### DESAFIOS
1. Reescreva em forma de lista o parágrafo do texto sobre a guerra na Ucrânia que começa com "A incerteza sobre o futuro da OTAN", mantendo os fatos principais.
2. Edite um trecho do texto sobre a guerra na Ucrânia, começando nas palavras "A guerra na" e parando depois de "segurança do continente.", e substitua "conferência" por "reunião".
3. Prossiga com o texto sobre a guerra na Ucrânia a partir do ponto em que ele termina.
***** TEXTO PARA LEITURA *****
A guerra na Ucrânia não é apenas um conflito regional; é um ponto de inflexão para a segurança europeia e global. Com a Rússia ocupando cerca de 20% do território ucraniano e as negociações de paz envolvendo diretamente os Estados Unidos e a Rússia, os ucranianos e seus aliados europeus estão começando a questionar a eficácia das estruturas de segurança existentes, especialmente a OTAN. Em uma conferência recente na Universidade de Cambridge, intitulada Firewalling the Future, diplomatas, acadêmicos e militares ucranianos e europeus discutiram a necessidade urgente de repensar a arquitetura de segurança do continente.
A Desconfiança na OTAN e no Papel dos EUA
A incerteza sobre o futuro da OTAN, especialmente em um cenário de possível reeleição de Donald Trump nos Estados Unidos, dominou as discussões. Trump já deixou claro que a proteção da OTAN não é mais um compromisso incondicional, mas sim condicional ao pagamento dos membros. Em um discurso no ano passado, ele chegou a afirmar que, se um país membro não pagasse sua parte, ele encorajaria a Rússia a “fazer o que quisesse”. Essa postura gerou um profundo ceticismo entre os ucranianos e seus aliados europeus.
“Se a OTAN não estiver presente quando realmente precisarmos, o que faremos?”, questionou uma parlamentar ucraniana cujo marido está lutando na linha de frente. A sensação geral é que a Europa precisa assumir a responsabilidade por sua própria segurança, sem depender exclusivamente dos Estados Unidos. “A Europa terceirizou sua proteção por muito tempo. Agora, a Ucrânia se tornou um parceiro de segurança valioso, disposto a lutar e a ensinar lições importantes”, acrescentou ela.
A Fragilidade do Sistema Internacional
A desconfiança não se limita à OTAN. Muitos participantes expressaram dúvidas sobre a eficácia do sistema internacional de segurança como um todo. “O mundo em que vivemos não respeita países fracos. Não tenho certeza se ainda respeitamos o direito internacional”, disse outro parlamentar ucraniano. A ideia de que a Rússia poderia manter o controle sobre a Crimeia e outras regiões ocupadas foi vista como um sinal de que a agressão pode ser recompensada, minando ainda mais a ordem global.
***** INFORMAÇÕES EXIBIDAS *****
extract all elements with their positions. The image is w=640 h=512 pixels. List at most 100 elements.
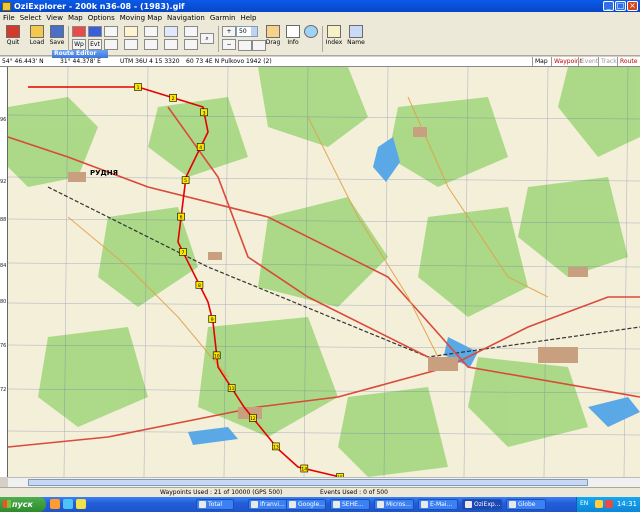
*****
### RESULTADOS DAS TAREFAS
1.
- A incerteza sobre o futuro da OTAN dominou as discussões, sobretudo diante de uma possível reeleição de Donald Trump nos Estados Unidos.
- Trump deixou claro que a proteção da OTAN não é mais incondicional e depende do pagamento dos membros.
- Em um discurso no ano passado, afirmou que encorajaria a Rússia a "fazer o que quisesse" caso um membro não pagasse sua parte.
- Essa postura gerou profundo ceticismo entre os ucranianos e seus aliados europeus.

2.
A guerra na Ucrânia não é apenas um conflito regional; é um ponto de inflexão para a segurança europeia e global. Com a Rússia ocupando cerca de 20% do território ucraniano e as negociações de paz envolvendo diretamente os Estados Unidos e a Rússia, os ucranianos e seus aliados europeus estão começando a questionar a eficácia das estruturas de segurança existentes, especialmente a OTAN. Em uma reunião recente na Universidade de Cambridge, intitulada Firewalling the Future, diplomatas, acadêmicos e militares ucranianos e europeus discutiram a necessidade urgente de repensar a arquitetura de segurança do continente.

3.
Um analista romeno alertou que, se a Crimeia permanecer sob controle russo, Moscou usará a península para dominar o Mar Negro e ameaçar projetos energéticos na região. “Qualquer projeto no Mar Negro será assediado pelos russos”, afirmou. Essa perspectiva reforça a necessidade de uma resposta europeia unificada e independente.
O Modelo Finlandês: Um Caminho a Seguir?
Enquanto a Europa busca alternativas, o modelo de segurança abrangente da Finlândia foi destacado como um exemplo a ser seguido. Conhecido como Comprehensive Security Model, ele envolve uma abordagem de “toda a sociedade” para a defesa nacional, com reservistas, indústria militar e civis trabalhando juntos para criar uma percepção coerente de ameaças. “Isso dá confiança ao povo. Funciona muito bem. Ninguém na Finlândia tem medo dos russos”, explicou um especialista finlandês presente na conferência.
Esse modelo poderia inspirar uma nova arquitetura de segurança europeia, onde a preparação militar e a coesão social são prioridades. A Ucrânia, com sua resistência prolongada e capacidade de mobilização, já demonstrou que uma sociedade unida pode ser uma força poderosa contra a agressão.
A China e o Papel de Mediador
A China também foi tema de discussão. Pequim inicialmente esperava que a guerra na Ucrânia fosse breve e que o presidente Volodymyr Zelenskyy fosse desacreditado. No entanto, a resistência ucraniana prolongada frustrou esses planos. Agora, a China busca se posicionar como um mediador pacífico, tentando capitalizar a divisão entre os aliados ocidentais. “Eles veem a aliança americana se fragmentando e estão tentando se beneficiar disso”, observou um especialista finlandês em relações sino-europeias.
Reconstruindo a Segurança Europeia
A conferência em Cambridge deixou claro que a Europa precisa de uma nova abordagem para sua segurança. A dependência dos Estados Unidos e da OTAN já não é mais sustentável. Em vez disso, os europeus devem buscar novas alianças e estruturas que priorizem a autossuficiência e a coesão interna. Como um parlamentar ucraniano destacou, “após a Guerra Fria, a Europa parou de se proteger. Isso foi um erro”.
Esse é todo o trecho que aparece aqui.